Written request: Every record below should be transcribed exactly. Omit the images.

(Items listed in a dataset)
--- start ---

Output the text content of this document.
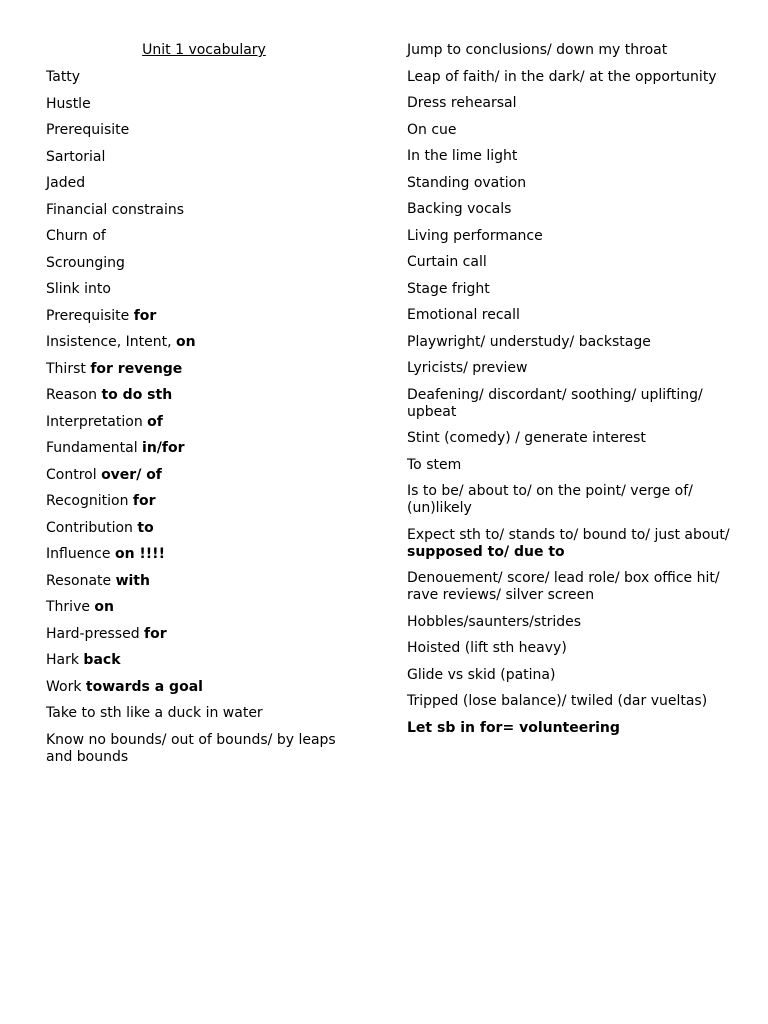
Unit 1 vocabulary
Tatty
Hustle
Prerequisite
Sartorial
Jaded
Financial constrains
Churn of
Scrounging
Slink into
Prerequisite for
Insistence, Intent, on
Thirst for revenge
Reason to do sth
Interpretation of
Fundamental in/for
Control over/ of
Recognition for
Contribution to
Influence on !!!!
Resonate with
Thrive on
Hard-pressed for
Hark back
Work towards a goal
Take to sth like a duck in water
Know no bounds/ out of bounds/ by leaps and bounds
Jump to conclusions/ down my throat
Leap of faith/ in the dark/ at the opportunity
Dress rehearsal
On cue
In the lime light
Standing ovation
Backing vocals
Living performance
Curtain call
Stage fright
Emotional recall
Playwright/ understudy/ backstage
Lyricists/ preview
Deafening/ discordant/ soothing/ uplifting/ upbeat
Stint (comedy) / generate interest
To stem
Is to be/ about to/ on the point/ verge of/ (un)likely
Expect sth to/ stands to/ bound to/ just about/ supposed to/ due to
Denouement/ score/ lead role/ box office hit/ rave reviews/ silver screen
Hobbles/saunters/strides
Hoisted (lift sth heavy)
Glide vs skid (patina)
Tripped (lose balance)/ twiled (dar vueltas)
Let sb in for= volunteering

--- end ---

Task response:
Output the text content of this document.
Unit 1 vocabulary
Tatty
Hustle
Prerequisite
Sartorial
Jaded
Financial constrains
Churn of
Scrounging
Slink into
Prerequisite for
Insistence, Intent, on
Thirst for revenge
Reason to do sth
Interpretation of
Fundamental in/for
Control over/ of
Recognition for
Contribution to
Influence on !!!!
Resonate with
Thrive on
Hard-pressed for
Hark back
Work towards a goal
Take to sth like a duck in water
Know no bounds/ out of bounds/ by leaps and bounds
Jump to conclusions/ down my throat
Leap of faith/ in the dark/ at the opportunity
Dress rehearsal
On cue
In the lime light
Standing ovation
Backing vocals
Living performance
Curtain call
Stage fright
Emotional recall
Playwright/ understudy/ backstage
Lyricists/ preview
Deafening/ discordant/ soothing/ uplifting/ upbeat
Stint (comedy) / generate interest
To stem
Is to be/ about to/ on the point/ verge of/ (un)likely
Expect sth to/ stands to/ bound to/ just about/ supposed to/ due to
Denouement/ score/ lead role/ box office hit/ rave reviews/ silver screen
Hobbles/saunters/strides
Hoisted (lift sth heavy)
Glide vs skid (patina)
Tripped (lose balance)/ twiled (dar vueltas)
Let sb in for= volunteering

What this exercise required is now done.